**SHORT PROBLEM**.
Retype the full set of records. Keep every character identical.
------ DATA EXCERPTS ------
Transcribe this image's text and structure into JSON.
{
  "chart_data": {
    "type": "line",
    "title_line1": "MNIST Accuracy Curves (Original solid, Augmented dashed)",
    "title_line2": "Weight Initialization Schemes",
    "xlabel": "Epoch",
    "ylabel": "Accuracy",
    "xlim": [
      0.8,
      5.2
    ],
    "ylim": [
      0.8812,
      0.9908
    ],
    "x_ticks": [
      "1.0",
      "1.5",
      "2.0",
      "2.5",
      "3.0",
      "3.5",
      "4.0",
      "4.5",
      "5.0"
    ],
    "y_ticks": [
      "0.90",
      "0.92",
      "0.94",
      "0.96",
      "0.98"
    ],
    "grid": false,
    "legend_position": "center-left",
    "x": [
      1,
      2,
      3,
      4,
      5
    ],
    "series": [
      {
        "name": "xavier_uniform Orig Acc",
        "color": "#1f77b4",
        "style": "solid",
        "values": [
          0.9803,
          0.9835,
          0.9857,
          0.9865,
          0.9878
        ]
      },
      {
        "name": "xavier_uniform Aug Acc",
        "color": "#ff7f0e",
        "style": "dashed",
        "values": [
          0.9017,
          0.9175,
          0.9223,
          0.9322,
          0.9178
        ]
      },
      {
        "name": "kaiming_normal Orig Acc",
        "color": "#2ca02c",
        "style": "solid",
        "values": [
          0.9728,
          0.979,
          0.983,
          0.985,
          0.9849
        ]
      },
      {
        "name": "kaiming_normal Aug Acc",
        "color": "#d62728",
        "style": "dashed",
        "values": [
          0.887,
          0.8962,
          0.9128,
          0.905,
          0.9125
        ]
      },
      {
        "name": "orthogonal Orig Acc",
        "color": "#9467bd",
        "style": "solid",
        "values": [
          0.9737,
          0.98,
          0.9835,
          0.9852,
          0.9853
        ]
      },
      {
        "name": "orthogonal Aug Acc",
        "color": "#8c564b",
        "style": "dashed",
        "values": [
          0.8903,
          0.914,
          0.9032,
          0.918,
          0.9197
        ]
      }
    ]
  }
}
------
**TASK RESULT**.
Transcribe this image's text and structure into JSON.
{
  "chart_data": {
    "type": "line",
    "title_line1": "MNIST Accuracy Curves (Original solid, Augmented dashed)",
    "title_line2": "Weight Initialization Schemes",
    "xlabel": "Epoch",
    "ylabel": "Accuracy",
    "xlim": [
      0.8,
      5.2
    ],
    "ylim": [
      0.8812,
      0.9908
    ],
    "x_ticks": [
      "1.0",
      "1.5",
      "2.0",
      "2.5",
      "3.0",
      "3.5",
      "4.0",
      "4.5",
      "5.0"
    ],
    "y_ticks": [
      "0.90",
      "0.92",
      "0.94",
      "0.96",
      "0.98"
    ],
    "grid": false,
    "legend_position": "center-left",
    "x": [
      1,
      2,
      3,
      4,
      5
    ],
    "series": [
      {
        "name": "xavier_uniform Orig Acc",
        "color": "#1f77b4",
        "style": "solid",
        "values": [
          0.9803,
          0.9835,
          0.9857,
          0.9865,
          0.9878
        ]
      },
      {
        "name": "xavier_uniform Aug Acc",
        "color": "#ff7f0e",
        "style": "dashed",
        "values": [
          0.9017,
          0.9175,
          0.9223,
          0.9322,
          0.9178
        ]
      },
      {
        "name": "kaiming_normal Orig Acc",
        "color": "#2ca02c",
        "style": "solid",
        "values": [
          0.9728,
          0.979,
          0.983,
          0.985,
          0.9849
        ]
      },
      {
        "name": "kaiming_normal Aug Acc",
        "color": "#d62728",
        "style": "dashed",
        "values": [
          0.887,
          0.8962,
          0.9128,
          0.905,
          0.9125
        ]
      },
      {
        "name": "orthogonal Orig Acc",
        "color": "#9467bd",
        "style": "solid",
        "values": [
          0.9737,
          0.98,
          0.9835,
          0.9852,
          0.9853
        ]
      },
      {
        "name": "orthogonal Aug Acc",
        "color": "#8c564b",
        "style": "dashed",
        "values": [
          0.8903,
          0.914,
          0.9032,
          0.918,
          0.9197
        ]
      }
    ]
  }
}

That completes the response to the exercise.